## WORK TO DO:
All of the records below should be output exactly.

## SUPPLIED MATERIAL:
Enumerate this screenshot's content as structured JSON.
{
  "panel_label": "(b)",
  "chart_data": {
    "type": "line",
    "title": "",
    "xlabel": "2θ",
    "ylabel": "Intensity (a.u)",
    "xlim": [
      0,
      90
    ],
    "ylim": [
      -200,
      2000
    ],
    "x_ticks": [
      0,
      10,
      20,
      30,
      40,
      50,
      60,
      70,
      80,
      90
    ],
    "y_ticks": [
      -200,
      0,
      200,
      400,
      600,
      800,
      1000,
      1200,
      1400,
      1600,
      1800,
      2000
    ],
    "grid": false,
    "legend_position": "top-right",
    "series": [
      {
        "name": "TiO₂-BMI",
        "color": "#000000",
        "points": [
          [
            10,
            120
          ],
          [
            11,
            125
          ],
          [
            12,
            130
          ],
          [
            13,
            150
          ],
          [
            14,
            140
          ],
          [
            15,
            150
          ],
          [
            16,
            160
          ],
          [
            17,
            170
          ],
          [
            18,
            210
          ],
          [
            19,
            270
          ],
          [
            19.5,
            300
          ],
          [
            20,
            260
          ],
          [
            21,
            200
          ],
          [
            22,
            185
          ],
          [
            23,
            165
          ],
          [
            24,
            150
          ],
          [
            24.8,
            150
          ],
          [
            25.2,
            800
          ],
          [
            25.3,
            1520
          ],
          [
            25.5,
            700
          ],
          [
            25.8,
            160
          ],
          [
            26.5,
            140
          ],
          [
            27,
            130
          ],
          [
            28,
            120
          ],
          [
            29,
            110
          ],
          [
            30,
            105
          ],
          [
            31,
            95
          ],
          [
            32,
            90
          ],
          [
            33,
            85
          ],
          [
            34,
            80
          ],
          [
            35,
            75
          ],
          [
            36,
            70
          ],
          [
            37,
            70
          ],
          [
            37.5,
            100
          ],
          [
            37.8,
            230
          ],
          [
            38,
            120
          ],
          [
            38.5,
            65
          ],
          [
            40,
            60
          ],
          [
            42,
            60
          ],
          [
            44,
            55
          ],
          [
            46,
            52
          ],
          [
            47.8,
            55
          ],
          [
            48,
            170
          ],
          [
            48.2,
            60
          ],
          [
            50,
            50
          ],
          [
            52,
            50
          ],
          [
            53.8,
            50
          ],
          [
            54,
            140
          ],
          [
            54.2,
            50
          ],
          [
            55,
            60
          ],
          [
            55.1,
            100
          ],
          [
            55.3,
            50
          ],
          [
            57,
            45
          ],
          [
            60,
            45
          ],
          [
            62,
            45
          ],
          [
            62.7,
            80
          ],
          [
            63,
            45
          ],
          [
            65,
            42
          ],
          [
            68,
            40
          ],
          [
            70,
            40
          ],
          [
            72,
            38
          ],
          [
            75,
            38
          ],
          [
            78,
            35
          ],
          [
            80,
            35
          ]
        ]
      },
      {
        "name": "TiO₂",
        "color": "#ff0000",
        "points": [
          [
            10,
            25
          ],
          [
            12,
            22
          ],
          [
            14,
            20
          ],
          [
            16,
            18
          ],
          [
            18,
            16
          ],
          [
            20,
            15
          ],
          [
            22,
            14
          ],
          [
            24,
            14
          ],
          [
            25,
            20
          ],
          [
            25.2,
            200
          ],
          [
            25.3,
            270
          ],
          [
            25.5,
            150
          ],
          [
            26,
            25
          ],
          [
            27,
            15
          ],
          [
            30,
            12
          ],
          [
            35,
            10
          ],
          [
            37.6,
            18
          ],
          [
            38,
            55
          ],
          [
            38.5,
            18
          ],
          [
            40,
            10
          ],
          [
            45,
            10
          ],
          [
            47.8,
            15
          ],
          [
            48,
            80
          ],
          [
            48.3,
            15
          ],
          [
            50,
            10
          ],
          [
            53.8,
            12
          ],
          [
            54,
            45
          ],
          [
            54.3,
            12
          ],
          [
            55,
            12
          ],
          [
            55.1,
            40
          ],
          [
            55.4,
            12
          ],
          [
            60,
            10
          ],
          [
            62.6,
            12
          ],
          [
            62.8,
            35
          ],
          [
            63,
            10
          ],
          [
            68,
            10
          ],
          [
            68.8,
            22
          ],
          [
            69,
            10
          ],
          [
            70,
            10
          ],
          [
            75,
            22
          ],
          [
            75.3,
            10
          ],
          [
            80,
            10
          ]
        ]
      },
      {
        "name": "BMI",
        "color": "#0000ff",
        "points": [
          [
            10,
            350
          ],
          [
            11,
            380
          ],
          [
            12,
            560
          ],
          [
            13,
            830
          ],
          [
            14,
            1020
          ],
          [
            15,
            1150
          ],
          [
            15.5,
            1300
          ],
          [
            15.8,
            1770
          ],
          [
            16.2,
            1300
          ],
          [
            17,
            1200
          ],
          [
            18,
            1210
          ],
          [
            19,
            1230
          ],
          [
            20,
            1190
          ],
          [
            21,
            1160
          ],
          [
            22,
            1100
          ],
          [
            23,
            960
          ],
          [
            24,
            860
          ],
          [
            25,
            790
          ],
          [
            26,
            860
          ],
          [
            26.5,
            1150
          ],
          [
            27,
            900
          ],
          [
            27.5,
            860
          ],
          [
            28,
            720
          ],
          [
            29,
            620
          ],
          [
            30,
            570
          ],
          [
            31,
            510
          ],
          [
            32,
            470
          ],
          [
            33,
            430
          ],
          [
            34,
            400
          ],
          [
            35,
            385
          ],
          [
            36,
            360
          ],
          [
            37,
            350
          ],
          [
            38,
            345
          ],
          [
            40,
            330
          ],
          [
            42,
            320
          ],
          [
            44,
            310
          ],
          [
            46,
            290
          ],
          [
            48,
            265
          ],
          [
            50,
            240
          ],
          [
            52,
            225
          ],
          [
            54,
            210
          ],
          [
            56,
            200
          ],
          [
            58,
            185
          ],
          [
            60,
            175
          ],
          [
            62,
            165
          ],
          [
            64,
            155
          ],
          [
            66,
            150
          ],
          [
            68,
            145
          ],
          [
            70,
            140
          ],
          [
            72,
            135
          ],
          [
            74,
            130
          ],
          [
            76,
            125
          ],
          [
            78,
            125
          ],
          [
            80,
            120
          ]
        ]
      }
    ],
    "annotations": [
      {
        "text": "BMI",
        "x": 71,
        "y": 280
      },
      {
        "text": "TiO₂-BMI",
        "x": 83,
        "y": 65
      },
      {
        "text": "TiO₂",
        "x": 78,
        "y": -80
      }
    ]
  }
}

## THE RESULT:
Enumerate this screenshot's content as structured JSON.
{
  "panel_label": "(b)",
  "chart_data": {
    "type": "line",
    "title": "",
    "xlabel": "2θ",
    "ylabel": "Intensity (a.u)",
    "xlim": [
      0,
      90
    ],
    "ylim": [
      -200,
      2000
    ],
    "x_ticks": [
      0,
      10,
      20,
      30,
      40,
      50,
      60,
      70,
      80,
      90
    ],
    "y_ticks": [
      -200,
      0,
      200,
      400,
      600,
      800,
      1000,
      1200,
      1400,
      1600,
      1800,
      2000
    ],
    "grid": false,
    "legend_position": "top-right",
    "series": [
      {
        "name": "TiO₂-BMI",
        "color": "#000000",
        "points": [
          [
            10,
            120
          ],
          [
            11,
            125
          ],
          [
            12,
            130
          ],
          [
            13,
            150
          ],
          [
            14,
            140
          ],
          [
            15,
            150
          ],
          [
            16,
            160
          ],
          [
            17,
            170
          ],
          [
            18,
            210
          ],
          [
            19,
            270
          ],
          [
            19.5,
            300
          ],
          [
            20,
            260
          ],
          [
            21,
            200
          ],
          [
            22,
            185
          ],
          [
            23,
            165
          ],
          [
            24,
            150
          ],
          [
            24.8,
            150
          ],
          [
            25.2,
            800
          ],
          [
            25.3,
            1520
          ],
          [
            25.5,
            700
          ],
          [
            25.8,
            160
          ],
          [
            26.5,
            140
          ],
          [
            27,
            130
          ],
          [
            28,
            120
          ],
          [
            29,
            110
          ],
          [
            30,
            105
          ],
          [
            31,
            95
          ],
          [
            32,
            90
          ],
          [
            33,
            85
          ],
          [
            34,
            80
          ],
          [
            35,
            75
          ],
          [
            36,
            70
          ],
          [
            37,
            70
          ],
          [
            37.5,
            100
          ],
          [
            37.8,
            230
          ],
          [
            38,
            120
          ],
          [
            38.5,
            65
          ],
          [
            40,
            60
          ],
          [
            42,
            60
          ],
          [
            44,
            55
          ],
          [
            46,
            52
          ],
          [
            47.8,
            55
          ],
          [
            48,
            170
          ],
          [
            48.2,
            60
          ],
          [
            50,
            50
          ],
          [
            52,
            50
          ],
          [
            53.8,
            50
          ],
          [
            54,
            140
          ],
          [
            54.2,
            50
          ],
          [
            55,
            60
          ],
          [
            55.1,
            100
          ],
          [
            55.3,
            50
          ],
          [
            57,
            45
          ],
          [
            60,
            45
          ],
          [
            62,
            45
          ],
          [
            62.7,
            80
          ],
          [
            63,
            45
          ],
          [
            65,
            42
          ],
          [
            68,
            40
          ],
          [
            70,
            40
          ],
          [
            72,
            38
          ],
          [
            75,
            38
          ],
          [
            78,
            35
          ],
          [
            80,
            35
          ]
        ]
      },
      {
        "name": "TiO₂",
        "color": "#ff0000",
        "points": [
          [
            10,
            25
          ],
          [
            12,
            22
          ],
          [
            14,
            20
          ],
          [
            16,
            18
          ],
          [
            18,
            16
          ],
          [
            20,
            15
          ],
          [
            22,
            14
          ],
          [
            24,
            14
          ],
          [
            25,
            20
          ],
          [
            25.2,
            200
          ],
          [
            25.3,
            270
          ],
          [
            25.5,
            150
          ],
          [
            26,
            25
          ],
          [
            27,
            15
          ],
          [
            30,
            12
          ],
          [
            35,
            10
          ],
          [
            37.6,
            18
          ],
          [
            38,
            55
          ],
          [
            38.5,
            18
          ],
          [
            40,
            10
          ],
          [
            45,
            10
          ],
          [
            47.8,
            15
          ],
          [
            48,
            80
          ],
          [
            48.3,
            15
          ],
          [
            50,
            10
          ],
          [
            53.8,
            12
          ],
          [
            54,
            45
          ],
          [
            54.3,
            12
          ],
          [
            55,
            12
          ],
          [
            55.1,
            40
          ],
          [
            55.4,
            12
          ],
          [
            60,
            10
          ],
          [
            62.6,
            12
          ],
          [
            62.8,
            35
          ],
          [
            63,
            10
          ],
          [
            68,
            10
          ],
          [
            68.8,
            22
          ],
          [
            69,
            10
          ],
          [
            70,
            10
          ],
          [
            75,
            22
          ],
          [
            75.3,
            10
          ],
          [
            80,
            10
          ]
        ]
      },
      {
        "name": "BMI",
        "color": "#0000ff",
        "points": [
          [
            10,
            350
          ],
          [
            11,
            380
          ],
          [
            12,
            560
          ],
          [
            13,
            830
          ],
          [
            14,
            1020
          ],
          [
            15,
            1150
          ],
          [
            15.5,
            1300
          ],
          [
            15.8,
            1770
          ],
          [
            16.2,
            1300
          ],
          [
            17,
            1200
          ],
          [
            18,
            1210
          ],
          [
            19,
            1230
          ],
          [
            20,
            1190
          ],
          [
            21,
            1160
          ],
          [
            22,
            1100
          ],
          [
            23,
            960
          ],
          [
            24,
            860
          ],
          [
            25,
            790
          ],
          [
            26,
            860
          ],
          [
            26.5,
            1150
          ],
          [
            27,
            900
          ],
          [
            27.5,
            860
          ],
          [
            28,
            720
          ],
          [
            29,
            620
          ],
          [
            30,
            570
          ],
          [
            31,
            510
          ],
          [
            32,
            470
          ],
          [
            33,
            430
          ],
          [
            34,
            400
          ],
          [
            35,
            385
          ],
          [
            36,
            360
          ],
          [
            37,
            350
          ],
          [
            38,
            345
          ],
          [
            40,
            330
          ],
          [
            42,
            320
          ],
          [
            44,
            310
          ],
          [
            46,
            290
          ],
          [
            48,
            265
          ],
          [
            50,
            240
          ],
          [
            52,
            225
          ],
          [
            54,
            210
          ],
          [
            56,
            200
          ],
          [
            58,
            185
          ],
          [
            60,
            175
          ],
          [
            62,
            165
          ],
          [
            64,
            155
          ],
          [
            66,
            150
          ],
          [
            68,
            145
          ],
          [
            70,
            140
          ],
          [
            72,
            135
          ],
          [
            74,
            130
          ],
          [
            76,
            125
          ],
          [
            78,
            125
          ],
          [
            80,
            120
          ]
        ]
      }
    ],
    "annotations": [
      {
        "text": "BMI",
        "x": 71,
        "y": 280
      },
      {
        "text": "TiO₂-BMI",
        "x": 83,
        "y": 65
      },
      {
        "text": "TiO₂",
        "x": 78,
        "y": -80
      }
    ]
  }
}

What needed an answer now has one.